» **Written task**: Below are records; state how many of their lines hold the word "title", and give only the figure.

(Records that describe figures)
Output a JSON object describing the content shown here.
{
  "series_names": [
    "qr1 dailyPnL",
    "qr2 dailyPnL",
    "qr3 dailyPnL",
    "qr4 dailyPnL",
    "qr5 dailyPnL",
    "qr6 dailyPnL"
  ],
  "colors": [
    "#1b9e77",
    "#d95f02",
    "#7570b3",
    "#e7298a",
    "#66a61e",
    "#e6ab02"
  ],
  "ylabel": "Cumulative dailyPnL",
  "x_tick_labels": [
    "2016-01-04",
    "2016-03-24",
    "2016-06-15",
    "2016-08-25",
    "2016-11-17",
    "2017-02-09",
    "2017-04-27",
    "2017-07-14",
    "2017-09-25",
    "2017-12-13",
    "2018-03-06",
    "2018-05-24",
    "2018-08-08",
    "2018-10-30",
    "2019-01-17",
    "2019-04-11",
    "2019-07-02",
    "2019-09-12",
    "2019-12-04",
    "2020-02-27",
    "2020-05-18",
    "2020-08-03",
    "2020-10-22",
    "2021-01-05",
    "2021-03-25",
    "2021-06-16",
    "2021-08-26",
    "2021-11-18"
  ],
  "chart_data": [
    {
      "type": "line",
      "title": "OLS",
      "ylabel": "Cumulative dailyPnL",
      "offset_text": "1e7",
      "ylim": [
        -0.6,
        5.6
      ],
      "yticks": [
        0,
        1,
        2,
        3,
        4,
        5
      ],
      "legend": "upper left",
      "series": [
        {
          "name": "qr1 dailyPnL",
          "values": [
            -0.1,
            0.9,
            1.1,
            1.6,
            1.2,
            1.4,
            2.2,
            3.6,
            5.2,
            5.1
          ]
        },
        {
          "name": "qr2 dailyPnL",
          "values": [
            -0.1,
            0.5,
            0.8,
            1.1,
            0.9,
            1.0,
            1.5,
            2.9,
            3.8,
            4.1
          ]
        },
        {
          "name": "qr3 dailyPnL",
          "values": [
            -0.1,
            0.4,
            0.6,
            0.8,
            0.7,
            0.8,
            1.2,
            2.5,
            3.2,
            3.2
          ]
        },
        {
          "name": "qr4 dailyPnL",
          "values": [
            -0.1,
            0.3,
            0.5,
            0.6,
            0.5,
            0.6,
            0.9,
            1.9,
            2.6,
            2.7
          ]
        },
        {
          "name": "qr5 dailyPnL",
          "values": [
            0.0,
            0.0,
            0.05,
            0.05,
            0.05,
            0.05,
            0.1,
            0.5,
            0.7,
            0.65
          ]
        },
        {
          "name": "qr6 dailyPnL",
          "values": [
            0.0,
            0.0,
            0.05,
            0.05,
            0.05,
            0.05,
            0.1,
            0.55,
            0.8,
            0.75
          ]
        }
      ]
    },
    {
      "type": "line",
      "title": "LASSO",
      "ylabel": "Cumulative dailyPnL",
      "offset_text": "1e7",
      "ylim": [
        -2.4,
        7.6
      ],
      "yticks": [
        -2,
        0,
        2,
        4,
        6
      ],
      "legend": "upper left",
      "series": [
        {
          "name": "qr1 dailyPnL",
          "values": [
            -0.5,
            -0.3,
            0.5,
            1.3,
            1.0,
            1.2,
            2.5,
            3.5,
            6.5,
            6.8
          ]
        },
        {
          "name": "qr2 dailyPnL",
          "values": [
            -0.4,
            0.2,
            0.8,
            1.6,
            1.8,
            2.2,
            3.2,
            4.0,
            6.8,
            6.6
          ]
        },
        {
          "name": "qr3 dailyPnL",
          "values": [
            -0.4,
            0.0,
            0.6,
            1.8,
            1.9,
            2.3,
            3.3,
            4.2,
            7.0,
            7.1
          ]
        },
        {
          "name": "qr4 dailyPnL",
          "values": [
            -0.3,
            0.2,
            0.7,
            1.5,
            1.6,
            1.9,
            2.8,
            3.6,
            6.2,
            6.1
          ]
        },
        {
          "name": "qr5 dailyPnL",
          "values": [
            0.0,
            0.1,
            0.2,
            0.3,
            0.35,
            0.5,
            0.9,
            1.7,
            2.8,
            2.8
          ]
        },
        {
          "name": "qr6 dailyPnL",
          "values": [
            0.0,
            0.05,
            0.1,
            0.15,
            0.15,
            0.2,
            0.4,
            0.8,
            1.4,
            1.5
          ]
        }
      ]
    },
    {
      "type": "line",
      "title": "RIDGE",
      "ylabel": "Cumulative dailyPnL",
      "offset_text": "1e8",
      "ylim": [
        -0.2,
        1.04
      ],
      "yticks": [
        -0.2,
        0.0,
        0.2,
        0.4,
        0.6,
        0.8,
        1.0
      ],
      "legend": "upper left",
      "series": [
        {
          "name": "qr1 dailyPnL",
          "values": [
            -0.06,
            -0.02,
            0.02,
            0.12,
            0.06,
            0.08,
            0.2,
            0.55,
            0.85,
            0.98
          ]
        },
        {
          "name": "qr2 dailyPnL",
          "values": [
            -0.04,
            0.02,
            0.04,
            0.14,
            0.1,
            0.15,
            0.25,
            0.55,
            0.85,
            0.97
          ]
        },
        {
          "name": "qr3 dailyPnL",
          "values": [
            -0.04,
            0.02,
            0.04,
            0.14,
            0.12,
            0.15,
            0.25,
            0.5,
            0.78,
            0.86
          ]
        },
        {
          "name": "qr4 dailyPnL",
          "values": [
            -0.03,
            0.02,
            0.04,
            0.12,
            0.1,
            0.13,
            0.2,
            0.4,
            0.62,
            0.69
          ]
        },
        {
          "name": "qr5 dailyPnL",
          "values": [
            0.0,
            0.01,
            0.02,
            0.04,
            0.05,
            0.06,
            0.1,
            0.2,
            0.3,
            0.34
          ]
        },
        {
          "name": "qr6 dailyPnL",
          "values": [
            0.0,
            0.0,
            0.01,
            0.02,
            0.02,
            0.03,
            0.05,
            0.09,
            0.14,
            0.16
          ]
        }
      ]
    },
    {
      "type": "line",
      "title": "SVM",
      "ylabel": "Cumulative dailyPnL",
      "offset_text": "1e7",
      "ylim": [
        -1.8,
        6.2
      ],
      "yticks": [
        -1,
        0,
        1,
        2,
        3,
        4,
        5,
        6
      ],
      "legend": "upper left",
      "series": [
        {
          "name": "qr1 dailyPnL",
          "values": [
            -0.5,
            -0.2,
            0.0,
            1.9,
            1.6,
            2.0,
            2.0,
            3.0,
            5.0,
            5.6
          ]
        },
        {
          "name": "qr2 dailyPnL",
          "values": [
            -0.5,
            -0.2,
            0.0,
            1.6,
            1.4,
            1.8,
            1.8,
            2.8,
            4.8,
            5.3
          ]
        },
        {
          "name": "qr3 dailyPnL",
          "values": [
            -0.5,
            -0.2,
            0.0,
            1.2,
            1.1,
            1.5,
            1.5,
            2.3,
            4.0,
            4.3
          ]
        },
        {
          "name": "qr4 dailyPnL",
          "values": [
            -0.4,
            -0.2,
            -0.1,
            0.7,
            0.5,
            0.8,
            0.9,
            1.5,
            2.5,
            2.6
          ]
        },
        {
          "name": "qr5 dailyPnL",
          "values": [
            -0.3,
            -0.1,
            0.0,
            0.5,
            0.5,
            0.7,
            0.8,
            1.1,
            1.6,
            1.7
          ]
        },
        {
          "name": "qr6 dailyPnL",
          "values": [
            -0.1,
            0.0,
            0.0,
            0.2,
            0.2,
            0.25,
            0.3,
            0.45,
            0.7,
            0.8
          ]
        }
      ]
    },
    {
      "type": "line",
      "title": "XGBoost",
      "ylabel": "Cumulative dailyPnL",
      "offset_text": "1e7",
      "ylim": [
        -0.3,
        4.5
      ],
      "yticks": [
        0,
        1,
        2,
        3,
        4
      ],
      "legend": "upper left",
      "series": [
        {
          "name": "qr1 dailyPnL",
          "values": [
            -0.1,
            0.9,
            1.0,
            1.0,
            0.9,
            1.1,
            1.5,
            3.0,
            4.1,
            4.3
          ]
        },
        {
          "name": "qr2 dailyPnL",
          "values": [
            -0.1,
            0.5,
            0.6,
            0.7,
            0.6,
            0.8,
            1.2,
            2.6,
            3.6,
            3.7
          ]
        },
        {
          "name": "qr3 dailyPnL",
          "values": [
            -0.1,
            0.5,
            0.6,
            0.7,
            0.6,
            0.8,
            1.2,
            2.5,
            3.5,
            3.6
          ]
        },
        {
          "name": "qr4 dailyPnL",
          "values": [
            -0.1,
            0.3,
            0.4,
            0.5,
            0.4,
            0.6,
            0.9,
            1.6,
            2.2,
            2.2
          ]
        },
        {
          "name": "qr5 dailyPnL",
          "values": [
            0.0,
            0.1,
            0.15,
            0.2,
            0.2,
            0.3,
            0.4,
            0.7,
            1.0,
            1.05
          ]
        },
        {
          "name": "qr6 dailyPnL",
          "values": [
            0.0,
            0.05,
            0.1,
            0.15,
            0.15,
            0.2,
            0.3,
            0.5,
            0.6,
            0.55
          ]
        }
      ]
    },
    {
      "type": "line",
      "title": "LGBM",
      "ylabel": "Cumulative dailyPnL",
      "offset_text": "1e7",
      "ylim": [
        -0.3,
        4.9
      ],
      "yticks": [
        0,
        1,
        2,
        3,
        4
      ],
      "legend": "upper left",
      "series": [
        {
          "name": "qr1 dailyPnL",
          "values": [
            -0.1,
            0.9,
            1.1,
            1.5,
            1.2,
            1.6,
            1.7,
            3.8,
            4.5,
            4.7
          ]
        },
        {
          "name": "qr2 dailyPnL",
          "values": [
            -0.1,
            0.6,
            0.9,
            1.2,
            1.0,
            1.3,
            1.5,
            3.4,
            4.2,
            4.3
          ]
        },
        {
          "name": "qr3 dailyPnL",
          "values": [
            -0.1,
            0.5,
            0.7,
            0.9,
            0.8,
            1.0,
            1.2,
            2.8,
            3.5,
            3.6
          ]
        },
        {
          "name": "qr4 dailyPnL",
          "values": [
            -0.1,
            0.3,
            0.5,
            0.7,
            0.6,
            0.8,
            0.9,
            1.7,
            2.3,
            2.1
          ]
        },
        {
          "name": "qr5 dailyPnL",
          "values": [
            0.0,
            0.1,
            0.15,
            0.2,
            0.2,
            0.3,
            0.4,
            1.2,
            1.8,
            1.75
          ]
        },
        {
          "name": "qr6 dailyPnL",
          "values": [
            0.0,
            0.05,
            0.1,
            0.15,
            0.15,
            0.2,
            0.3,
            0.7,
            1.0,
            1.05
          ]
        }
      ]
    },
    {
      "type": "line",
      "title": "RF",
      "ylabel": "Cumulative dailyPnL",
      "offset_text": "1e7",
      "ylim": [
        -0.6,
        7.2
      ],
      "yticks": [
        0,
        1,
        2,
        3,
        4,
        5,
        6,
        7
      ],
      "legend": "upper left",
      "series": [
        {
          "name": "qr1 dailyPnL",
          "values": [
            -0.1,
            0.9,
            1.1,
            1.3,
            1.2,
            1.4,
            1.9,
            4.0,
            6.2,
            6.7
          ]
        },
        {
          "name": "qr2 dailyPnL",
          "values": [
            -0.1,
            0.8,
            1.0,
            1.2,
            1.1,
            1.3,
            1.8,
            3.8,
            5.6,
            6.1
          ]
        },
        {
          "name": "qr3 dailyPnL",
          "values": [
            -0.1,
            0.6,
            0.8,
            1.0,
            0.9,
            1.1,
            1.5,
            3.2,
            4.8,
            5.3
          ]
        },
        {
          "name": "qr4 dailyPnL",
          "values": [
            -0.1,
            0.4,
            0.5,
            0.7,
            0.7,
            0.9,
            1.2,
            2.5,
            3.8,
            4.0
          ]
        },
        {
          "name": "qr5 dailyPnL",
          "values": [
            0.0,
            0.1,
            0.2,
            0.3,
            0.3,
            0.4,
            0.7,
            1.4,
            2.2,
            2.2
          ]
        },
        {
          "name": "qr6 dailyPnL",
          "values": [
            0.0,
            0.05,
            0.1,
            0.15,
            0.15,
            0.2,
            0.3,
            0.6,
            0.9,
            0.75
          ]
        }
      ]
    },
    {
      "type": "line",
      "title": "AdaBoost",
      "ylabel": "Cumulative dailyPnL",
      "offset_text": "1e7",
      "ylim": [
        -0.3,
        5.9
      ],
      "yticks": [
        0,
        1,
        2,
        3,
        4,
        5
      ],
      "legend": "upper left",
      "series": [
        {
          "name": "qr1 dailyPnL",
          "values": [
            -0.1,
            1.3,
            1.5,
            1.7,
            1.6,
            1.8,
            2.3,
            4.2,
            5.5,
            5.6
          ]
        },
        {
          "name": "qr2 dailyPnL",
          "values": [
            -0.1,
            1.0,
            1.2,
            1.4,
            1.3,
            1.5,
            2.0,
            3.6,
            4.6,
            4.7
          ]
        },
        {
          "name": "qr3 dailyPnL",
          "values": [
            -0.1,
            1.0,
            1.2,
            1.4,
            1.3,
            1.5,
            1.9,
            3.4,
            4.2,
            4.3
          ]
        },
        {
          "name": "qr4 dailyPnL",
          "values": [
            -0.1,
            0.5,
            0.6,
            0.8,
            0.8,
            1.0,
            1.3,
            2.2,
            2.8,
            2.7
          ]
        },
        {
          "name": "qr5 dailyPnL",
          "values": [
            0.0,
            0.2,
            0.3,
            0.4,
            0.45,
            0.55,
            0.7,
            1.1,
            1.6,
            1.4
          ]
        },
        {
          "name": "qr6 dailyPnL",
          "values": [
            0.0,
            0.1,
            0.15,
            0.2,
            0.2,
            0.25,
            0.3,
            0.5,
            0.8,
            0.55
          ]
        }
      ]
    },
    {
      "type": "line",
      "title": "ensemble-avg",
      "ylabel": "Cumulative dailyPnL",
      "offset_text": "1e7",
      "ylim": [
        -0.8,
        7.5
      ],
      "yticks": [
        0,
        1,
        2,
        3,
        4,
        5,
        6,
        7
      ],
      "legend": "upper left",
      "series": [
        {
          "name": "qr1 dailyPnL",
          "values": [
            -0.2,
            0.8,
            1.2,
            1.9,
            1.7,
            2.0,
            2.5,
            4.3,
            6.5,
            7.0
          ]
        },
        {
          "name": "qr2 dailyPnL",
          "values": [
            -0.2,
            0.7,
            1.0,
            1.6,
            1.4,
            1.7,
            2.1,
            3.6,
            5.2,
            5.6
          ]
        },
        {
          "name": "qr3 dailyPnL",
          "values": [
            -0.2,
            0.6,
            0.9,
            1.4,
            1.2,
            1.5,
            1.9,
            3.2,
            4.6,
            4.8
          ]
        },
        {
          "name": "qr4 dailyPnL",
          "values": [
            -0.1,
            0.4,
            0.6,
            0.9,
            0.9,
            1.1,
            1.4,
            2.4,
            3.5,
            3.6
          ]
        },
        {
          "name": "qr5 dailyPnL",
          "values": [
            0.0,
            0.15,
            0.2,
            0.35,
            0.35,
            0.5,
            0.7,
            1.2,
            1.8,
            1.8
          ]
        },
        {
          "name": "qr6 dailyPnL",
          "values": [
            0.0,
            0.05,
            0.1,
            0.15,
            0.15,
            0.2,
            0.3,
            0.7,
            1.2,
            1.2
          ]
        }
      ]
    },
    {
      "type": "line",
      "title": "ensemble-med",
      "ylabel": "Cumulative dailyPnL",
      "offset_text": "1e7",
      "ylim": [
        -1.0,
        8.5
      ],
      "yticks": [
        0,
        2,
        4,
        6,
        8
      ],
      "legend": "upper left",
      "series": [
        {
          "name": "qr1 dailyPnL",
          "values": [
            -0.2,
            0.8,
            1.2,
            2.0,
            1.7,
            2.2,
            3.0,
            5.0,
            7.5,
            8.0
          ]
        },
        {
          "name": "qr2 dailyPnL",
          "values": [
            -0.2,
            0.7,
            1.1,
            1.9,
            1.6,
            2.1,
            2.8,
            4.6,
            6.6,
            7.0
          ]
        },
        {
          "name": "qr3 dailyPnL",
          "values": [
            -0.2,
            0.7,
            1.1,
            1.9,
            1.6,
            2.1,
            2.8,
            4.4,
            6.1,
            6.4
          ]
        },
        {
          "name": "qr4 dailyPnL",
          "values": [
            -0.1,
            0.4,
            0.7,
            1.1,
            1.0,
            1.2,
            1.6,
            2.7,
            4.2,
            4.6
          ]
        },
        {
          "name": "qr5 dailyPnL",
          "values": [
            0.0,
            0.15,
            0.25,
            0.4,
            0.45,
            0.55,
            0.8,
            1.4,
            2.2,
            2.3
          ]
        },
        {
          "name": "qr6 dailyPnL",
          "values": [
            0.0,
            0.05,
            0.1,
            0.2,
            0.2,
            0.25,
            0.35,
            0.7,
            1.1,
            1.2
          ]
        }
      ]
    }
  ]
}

» **Output**: 10